[WHAT IS BEING ASKED]
Records follow. Select each line holding "vaccinated".

(Records from a dataset)
START

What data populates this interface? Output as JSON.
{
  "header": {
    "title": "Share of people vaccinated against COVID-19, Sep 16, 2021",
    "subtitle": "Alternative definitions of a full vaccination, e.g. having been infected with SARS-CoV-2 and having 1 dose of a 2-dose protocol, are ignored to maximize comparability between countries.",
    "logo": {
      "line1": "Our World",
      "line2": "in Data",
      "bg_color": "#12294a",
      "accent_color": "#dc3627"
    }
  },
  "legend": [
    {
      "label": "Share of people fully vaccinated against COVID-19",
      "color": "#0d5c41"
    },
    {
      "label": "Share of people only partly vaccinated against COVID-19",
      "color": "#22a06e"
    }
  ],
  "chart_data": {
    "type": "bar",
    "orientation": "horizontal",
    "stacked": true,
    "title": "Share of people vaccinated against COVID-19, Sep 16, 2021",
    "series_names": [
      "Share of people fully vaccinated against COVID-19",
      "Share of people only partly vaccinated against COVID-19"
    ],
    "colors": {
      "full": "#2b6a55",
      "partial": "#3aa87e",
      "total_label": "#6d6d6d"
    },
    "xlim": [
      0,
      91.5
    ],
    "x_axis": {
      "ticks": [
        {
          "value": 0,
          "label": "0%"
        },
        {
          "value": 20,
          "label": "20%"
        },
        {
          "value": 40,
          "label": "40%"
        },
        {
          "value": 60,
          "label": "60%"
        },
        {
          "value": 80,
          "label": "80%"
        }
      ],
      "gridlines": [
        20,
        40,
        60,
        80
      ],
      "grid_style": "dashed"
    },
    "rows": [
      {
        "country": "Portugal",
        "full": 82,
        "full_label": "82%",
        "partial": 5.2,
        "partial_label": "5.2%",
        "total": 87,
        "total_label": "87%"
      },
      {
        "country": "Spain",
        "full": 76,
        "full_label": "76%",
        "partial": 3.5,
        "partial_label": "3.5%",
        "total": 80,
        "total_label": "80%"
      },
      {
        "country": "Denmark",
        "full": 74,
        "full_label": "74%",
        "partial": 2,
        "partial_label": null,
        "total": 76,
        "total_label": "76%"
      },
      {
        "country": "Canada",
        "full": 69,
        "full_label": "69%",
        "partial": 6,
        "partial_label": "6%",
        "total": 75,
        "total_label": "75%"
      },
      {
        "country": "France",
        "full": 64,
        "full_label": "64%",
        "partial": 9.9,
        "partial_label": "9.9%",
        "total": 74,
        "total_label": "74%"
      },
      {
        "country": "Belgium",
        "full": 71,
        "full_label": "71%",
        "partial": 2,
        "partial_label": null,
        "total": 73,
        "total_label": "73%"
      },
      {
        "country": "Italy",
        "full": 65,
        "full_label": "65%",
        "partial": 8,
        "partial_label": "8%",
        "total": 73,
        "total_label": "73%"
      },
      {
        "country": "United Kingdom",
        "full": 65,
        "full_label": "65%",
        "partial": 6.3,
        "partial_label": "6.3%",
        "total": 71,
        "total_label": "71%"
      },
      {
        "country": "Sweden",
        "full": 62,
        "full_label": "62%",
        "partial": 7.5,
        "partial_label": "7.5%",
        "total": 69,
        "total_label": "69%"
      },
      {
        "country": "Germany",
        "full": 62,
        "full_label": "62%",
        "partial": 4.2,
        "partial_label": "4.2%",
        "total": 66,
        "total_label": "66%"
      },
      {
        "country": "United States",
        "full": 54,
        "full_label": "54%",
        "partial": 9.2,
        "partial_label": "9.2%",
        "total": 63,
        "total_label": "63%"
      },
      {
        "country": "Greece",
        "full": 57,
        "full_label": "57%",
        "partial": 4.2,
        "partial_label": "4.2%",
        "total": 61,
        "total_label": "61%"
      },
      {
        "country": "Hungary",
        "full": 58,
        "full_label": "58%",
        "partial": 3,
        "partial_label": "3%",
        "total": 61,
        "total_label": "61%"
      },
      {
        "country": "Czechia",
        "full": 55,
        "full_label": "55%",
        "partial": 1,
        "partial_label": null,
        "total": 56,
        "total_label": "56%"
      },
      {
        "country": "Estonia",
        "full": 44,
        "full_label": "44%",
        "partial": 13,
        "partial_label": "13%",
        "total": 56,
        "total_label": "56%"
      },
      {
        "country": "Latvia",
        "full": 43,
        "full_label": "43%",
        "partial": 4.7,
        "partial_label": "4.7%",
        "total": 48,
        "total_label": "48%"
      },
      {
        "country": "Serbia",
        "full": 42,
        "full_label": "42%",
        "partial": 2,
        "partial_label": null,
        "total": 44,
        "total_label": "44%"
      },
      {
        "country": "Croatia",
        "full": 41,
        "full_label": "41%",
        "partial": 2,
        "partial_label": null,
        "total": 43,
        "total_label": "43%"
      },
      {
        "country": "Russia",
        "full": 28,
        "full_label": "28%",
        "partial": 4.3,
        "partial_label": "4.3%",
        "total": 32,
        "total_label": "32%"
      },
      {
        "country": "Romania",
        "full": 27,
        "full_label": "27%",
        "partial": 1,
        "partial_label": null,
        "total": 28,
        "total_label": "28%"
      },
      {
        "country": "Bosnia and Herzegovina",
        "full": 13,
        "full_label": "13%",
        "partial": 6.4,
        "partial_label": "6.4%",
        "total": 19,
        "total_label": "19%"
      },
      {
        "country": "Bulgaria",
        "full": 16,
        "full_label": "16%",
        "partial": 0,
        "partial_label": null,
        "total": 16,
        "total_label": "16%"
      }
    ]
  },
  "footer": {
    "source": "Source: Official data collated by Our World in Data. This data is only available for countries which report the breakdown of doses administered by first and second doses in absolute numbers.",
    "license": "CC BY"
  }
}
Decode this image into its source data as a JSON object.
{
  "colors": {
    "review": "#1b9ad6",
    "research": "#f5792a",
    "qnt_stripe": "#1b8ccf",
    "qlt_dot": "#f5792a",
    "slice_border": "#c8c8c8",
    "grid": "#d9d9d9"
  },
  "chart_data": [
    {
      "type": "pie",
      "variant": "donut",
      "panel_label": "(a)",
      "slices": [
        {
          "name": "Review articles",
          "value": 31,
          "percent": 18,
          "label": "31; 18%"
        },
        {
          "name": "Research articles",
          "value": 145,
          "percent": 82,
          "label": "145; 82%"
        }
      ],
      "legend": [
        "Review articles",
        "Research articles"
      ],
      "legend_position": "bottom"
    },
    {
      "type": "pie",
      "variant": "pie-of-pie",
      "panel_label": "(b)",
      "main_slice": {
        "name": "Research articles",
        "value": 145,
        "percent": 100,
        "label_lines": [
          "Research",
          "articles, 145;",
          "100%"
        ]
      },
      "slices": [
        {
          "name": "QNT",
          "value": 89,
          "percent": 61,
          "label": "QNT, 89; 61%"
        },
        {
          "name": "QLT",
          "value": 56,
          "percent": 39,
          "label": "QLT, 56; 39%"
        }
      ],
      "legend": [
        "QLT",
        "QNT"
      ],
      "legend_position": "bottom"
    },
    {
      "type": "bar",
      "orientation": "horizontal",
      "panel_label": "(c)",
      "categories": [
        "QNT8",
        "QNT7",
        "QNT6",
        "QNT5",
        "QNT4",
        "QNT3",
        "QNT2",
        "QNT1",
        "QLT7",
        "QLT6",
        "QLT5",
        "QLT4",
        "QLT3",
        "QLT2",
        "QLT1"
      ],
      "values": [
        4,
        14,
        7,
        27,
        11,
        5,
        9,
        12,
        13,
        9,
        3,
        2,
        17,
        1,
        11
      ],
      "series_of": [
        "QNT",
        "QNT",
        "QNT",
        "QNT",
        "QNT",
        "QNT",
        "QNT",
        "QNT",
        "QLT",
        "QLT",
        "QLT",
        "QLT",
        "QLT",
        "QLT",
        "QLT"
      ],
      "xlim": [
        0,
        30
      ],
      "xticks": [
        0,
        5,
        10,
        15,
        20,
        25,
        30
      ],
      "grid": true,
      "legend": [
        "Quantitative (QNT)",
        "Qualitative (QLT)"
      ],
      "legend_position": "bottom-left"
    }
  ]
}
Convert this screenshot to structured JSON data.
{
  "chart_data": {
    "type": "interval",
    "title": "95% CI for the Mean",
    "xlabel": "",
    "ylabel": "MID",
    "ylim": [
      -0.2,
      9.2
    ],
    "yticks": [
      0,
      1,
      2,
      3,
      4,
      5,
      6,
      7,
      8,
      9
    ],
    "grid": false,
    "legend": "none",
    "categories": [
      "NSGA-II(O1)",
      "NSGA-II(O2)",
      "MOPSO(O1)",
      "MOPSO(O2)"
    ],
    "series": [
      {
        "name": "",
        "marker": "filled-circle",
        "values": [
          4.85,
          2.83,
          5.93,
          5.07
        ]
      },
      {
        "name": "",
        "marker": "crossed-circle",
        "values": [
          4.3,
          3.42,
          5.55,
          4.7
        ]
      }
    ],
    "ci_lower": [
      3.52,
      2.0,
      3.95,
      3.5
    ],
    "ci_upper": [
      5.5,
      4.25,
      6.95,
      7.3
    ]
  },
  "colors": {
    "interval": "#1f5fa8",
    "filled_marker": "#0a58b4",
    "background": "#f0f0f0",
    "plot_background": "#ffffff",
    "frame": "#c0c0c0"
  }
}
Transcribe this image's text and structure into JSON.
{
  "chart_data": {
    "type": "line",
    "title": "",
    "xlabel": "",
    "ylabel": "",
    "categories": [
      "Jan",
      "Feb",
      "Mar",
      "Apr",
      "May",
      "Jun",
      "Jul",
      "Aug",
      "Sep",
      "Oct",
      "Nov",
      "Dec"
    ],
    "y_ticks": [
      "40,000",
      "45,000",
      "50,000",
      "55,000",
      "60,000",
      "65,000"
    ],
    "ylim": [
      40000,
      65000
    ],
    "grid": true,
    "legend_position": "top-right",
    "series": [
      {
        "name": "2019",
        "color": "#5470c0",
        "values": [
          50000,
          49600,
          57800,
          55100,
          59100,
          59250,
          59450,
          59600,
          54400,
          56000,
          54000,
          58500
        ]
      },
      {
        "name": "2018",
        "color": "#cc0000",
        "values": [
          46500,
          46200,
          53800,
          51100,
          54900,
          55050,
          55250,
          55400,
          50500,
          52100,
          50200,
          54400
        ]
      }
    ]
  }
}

END

[SOLVED EXERCISE]
    "title": "Share of people vaccinated against COVID-19, Sep 16, 2021",
      "label": "Share of people fully vaccinated against COVID-19",
      "label": "Share of people only partly vaccinated against COVID-19",
    "title": "Share of people vaccinated against COVID-19, Sep 16, 2021",
      "Share of people fully vaccinated against COVID-19",
      "Share of people only partly vaccinated against COVID-19"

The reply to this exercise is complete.